**DO THIS:** Exclude the pictures and reproduce the remaining data exactly as written.

----

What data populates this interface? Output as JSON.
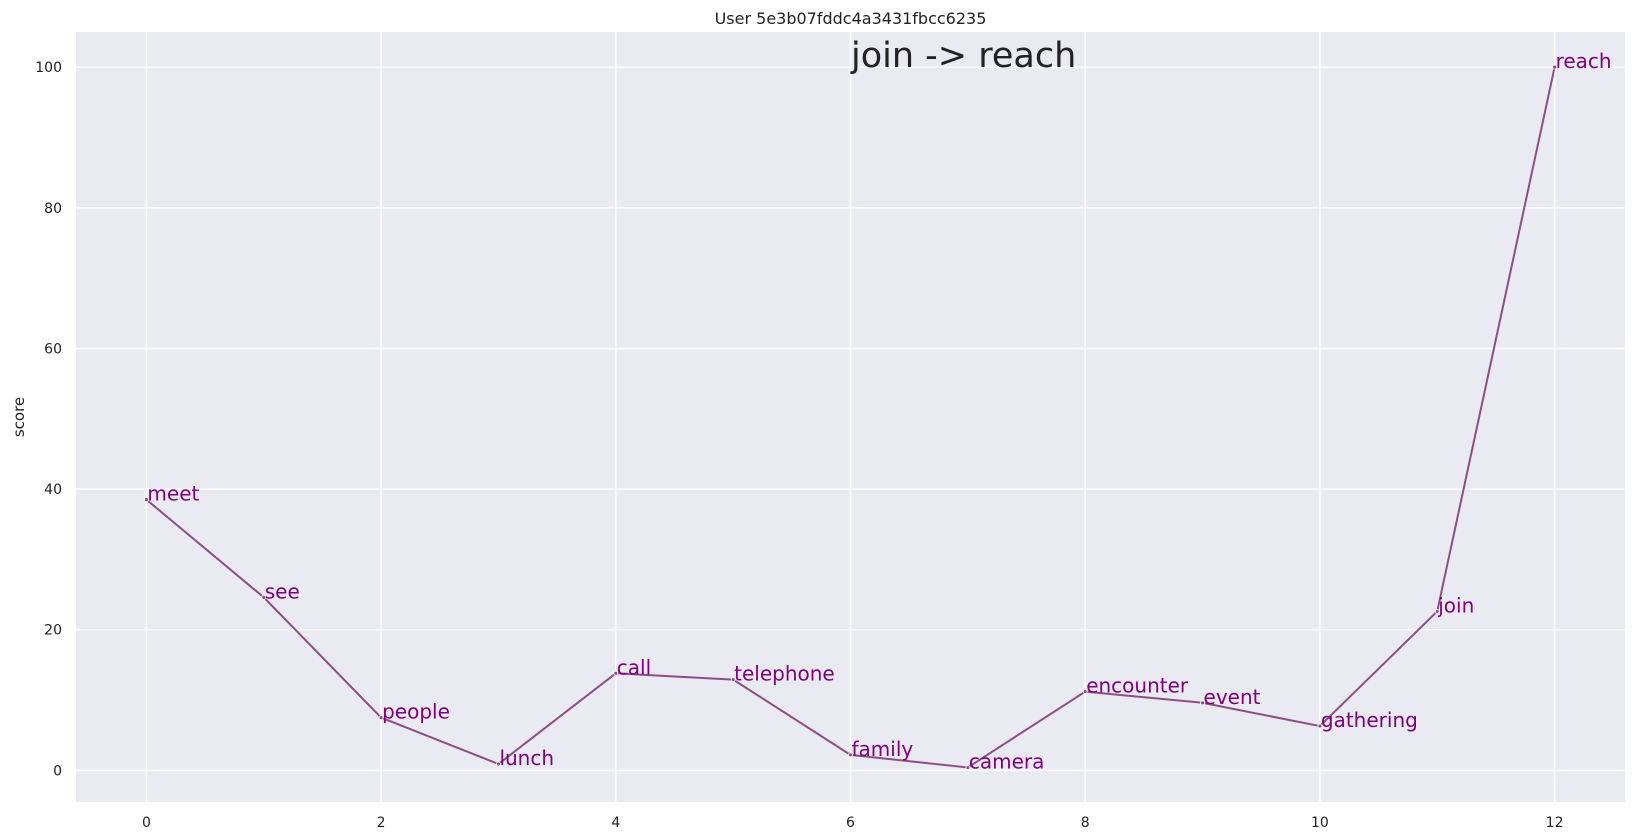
{
  "chart_data": {
    "type": "line",
    "title": "User 5e3b07fddc4a3431fbcc6235",
    "annotation": "join -> reach",
    "xlabel": "",
    "ylabel": "score",
    "xlim": [
      -0.6,
      12.6
    ],
    "ylim": [
      -4.5,
      105
    ],
    "xticks": [
      0,
      2,
      4,
      6,
      8,
      10,
      12
    ],
    "yticks": [
      0,
      20,
      40,
      60,
      80,
      100
    ],
    "grid": true,
    "line_color": "#8b4f86",
    "label_color": "#800080",
    "background": "#eaeaf2",
    "points": [
      {
        "x": 0,
        "y": 38.5,
        "label": "meet"
      },
      {
        "x": 1,
        "y": 24.6,
        "label": "see"
      },
      {
        "x": 2,
        "y": 7.5,
        "label": "people"
      },
      {
        "x": 3,
        "y": 0.9,
        "label": "lunch"
      },
      {
        "x": 4,
        "y": 13.8,
        "label": "call"
      },
      {
        "x": 5,
        "y": 12.9,
        "label": "telephone"
      },
      {
        "x": 6,
        "y": 2.2,
        "label": "family"
      },
      {
        "x": 7,
        "y": 0.4,
        "label": "camera"
      },
      {
        "x": 8,
        "y": 11.2,
        "label": "encounter"
      },
      {
        "x": 9,
        "y": 9.6,
        "label": "event"
      },
      {
        "x": 10,
        "y": 6.3,
        "label": "gathering"
      },
      {
        "x": 11,
        "y": 22.6,
        "label": "join"
      },
      {
        "x": 12,
        "y": 100,
        "label": "reach"
      }
    ]
  }
}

----

**ANSWER TO THIS PROBLEM:**
What data populates this interface? Output as JSON.
{
  "chart_data": {
    "type": "line",
    "title": "User 5e3b07fddc4a3431fbcc6235",
    "annotation": "join -> reach",
    "xlabel": "",
    "ylabel": "score",
    "xlim": [
      -0.6,
      12.6
    ],
    "ylim": [
      -4.5,
      105
    ],
    "xticks": [
      0,
      2,
      4,
      6,
      8,
      10,
      12
    ],
    "yticks": [
      0,
      20,
      40,
      60,
      80,
      100
    ],
    "grid": true,
    "line_color": "#8b4f86",
    "label_color": "#800080",
    "background": "#eaeaf2",
    "points": [
      {
        "x": 0,
        "y": 38.5,
        "label": "meet"
      },
      {
        "x": 1,
        "y": 24.6,
        "label": "see"
      },
      {
        "x": 2,
        "y": 7.5,
        "label": "people"
      },
      {
        "x": 3,
        "y": 0.9,
        "label": "lunch"
      },
      {
        "x": 4,
        "y": 13.8,
        "label": "call"
      },
      {
        "x": 5,
        "y": 12.9,
        "label": "telephone"
      },
      {
        "x": 6,
        "y": 2.2,
        "label": "family"
      },
      {
        "x": 7,
        "y": 0.4,
        "label": "camera"
      },
      {
        "x": 8,
        "y": 11.2,
        "label": "encounter"
      },
      {
        "x": 9,
        "y": 9.6,
        "label": "event"
      },
      {
        "x": 10,
        "y": 6.3,
        "label": "gathering"
      },
      {
        "x": 11,
        "y": 22.6,
        "label": "join"
      },
      {
        "x": 12,
        "y": 100,
        "label": "reach"
      }
    ]
  }
}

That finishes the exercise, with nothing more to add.